▸ EXERCISE INSTRUCTIONS: Of the lines in the listing below, how many hold "testimony"? Answer with the number only.
* START MATERIAL TO PROCESS *
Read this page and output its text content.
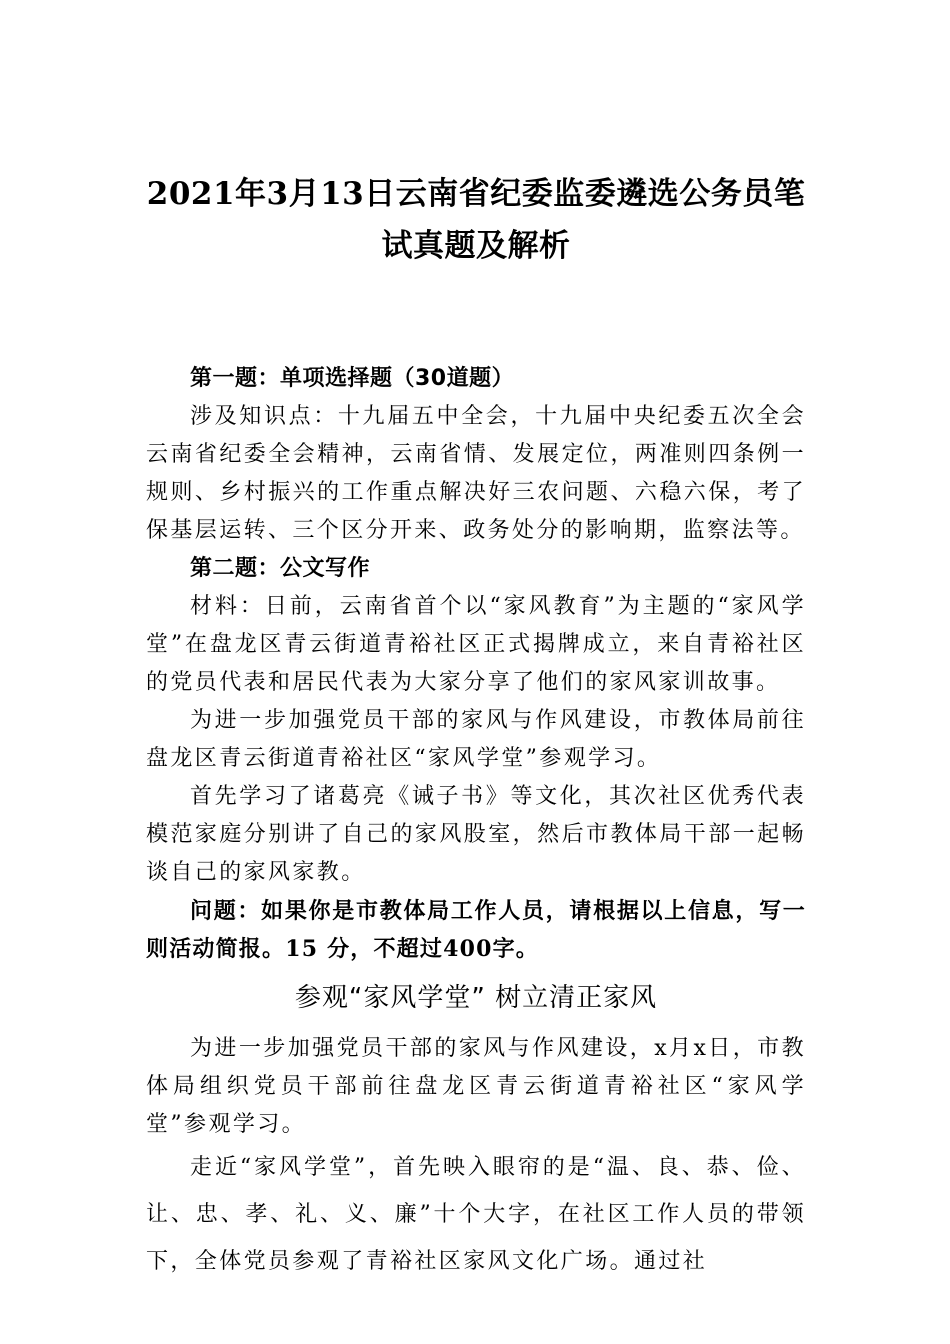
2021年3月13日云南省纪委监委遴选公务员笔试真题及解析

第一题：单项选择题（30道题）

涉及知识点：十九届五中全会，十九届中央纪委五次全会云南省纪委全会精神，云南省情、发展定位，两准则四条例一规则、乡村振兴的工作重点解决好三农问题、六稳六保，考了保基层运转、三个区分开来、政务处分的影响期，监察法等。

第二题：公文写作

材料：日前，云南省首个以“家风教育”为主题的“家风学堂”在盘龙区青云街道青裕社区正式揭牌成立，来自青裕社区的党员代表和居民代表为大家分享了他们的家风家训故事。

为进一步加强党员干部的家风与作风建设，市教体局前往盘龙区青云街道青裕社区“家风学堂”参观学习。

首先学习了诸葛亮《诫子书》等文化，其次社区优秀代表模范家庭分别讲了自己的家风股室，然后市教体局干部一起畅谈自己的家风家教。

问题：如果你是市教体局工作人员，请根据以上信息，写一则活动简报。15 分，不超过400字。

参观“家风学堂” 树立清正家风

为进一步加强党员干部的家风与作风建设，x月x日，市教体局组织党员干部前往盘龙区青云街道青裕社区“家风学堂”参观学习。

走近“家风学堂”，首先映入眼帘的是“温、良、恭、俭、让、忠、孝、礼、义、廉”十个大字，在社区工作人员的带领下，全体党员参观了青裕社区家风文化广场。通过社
* END MATERIAL TO PROCESS *
* START MATERIAL TO PROCESS *
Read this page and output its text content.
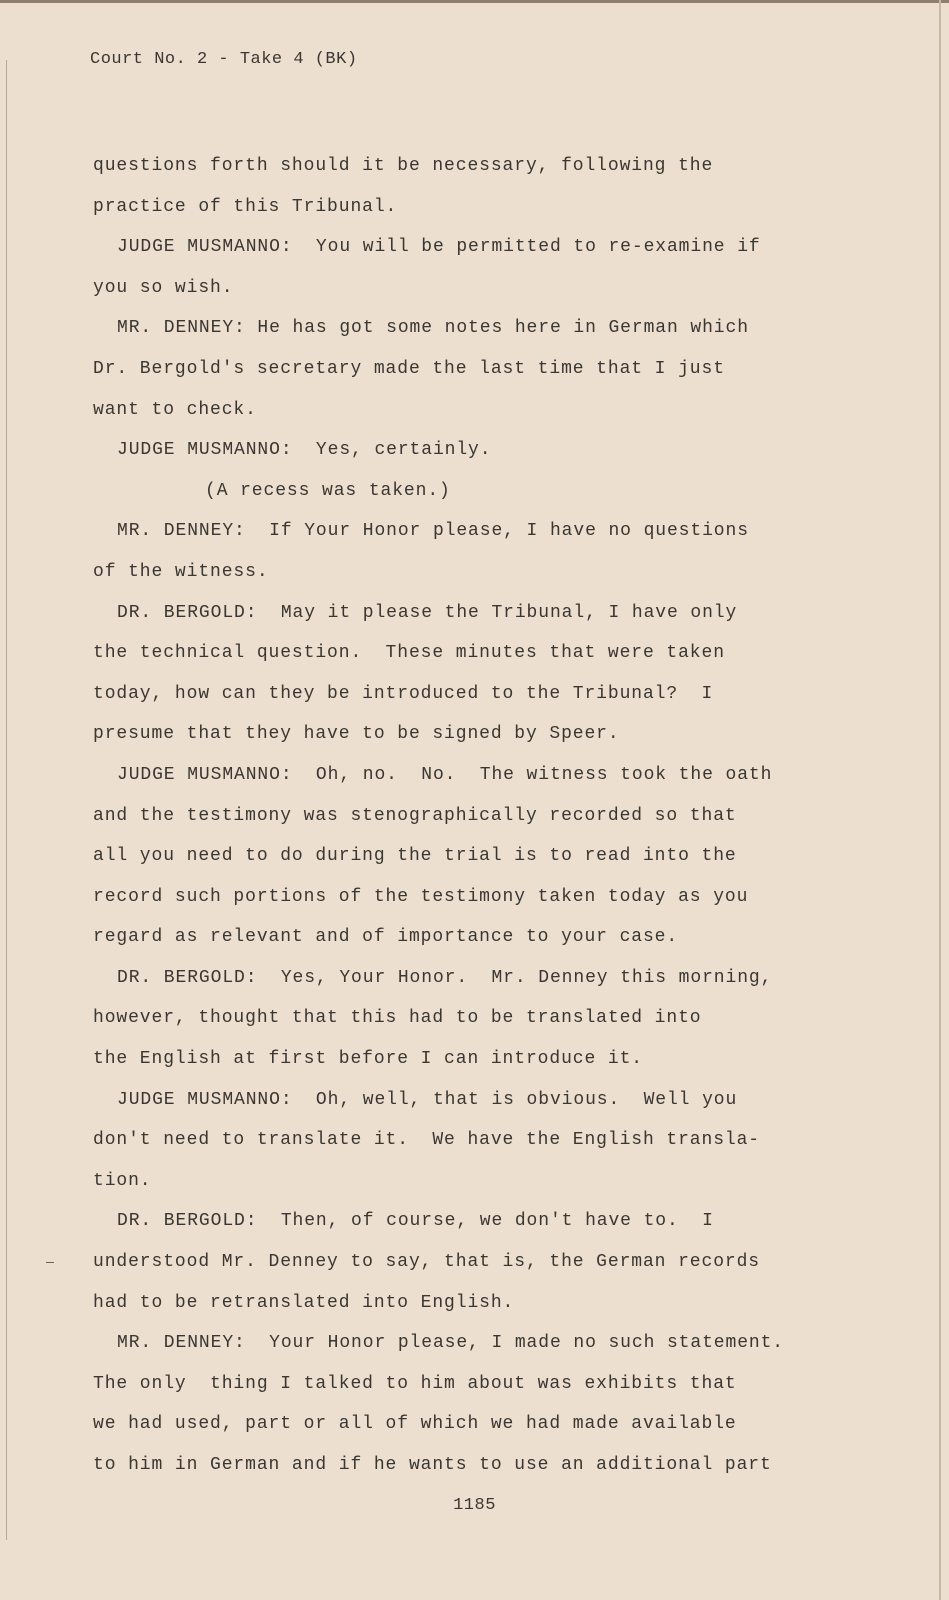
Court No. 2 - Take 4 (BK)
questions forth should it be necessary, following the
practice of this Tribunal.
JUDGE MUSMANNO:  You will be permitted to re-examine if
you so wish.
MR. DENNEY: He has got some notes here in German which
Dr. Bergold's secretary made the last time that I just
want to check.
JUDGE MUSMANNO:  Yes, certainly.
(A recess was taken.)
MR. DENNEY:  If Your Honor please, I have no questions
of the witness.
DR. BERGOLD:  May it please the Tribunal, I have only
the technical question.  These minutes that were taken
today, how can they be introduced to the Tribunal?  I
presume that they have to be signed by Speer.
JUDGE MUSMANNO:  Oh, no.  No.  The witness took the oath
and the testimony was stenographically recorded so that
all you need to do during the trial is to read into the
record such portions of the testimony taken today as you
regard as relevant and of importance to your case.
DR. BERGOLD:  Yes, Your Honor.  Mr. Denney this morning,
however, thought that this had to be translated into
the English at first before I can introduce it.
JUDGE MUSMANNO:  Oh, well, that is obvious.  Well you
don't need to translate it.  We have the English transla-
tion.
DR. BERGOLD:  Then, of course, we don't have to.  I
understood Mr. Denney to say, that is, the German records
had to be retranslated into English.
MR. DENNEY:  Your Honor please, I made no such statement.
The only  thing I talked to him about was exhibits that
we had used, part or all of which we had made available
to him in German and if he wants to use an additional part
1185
* END MATERIAL TO PROCESS *
▸ ANSWER IN FULL: 2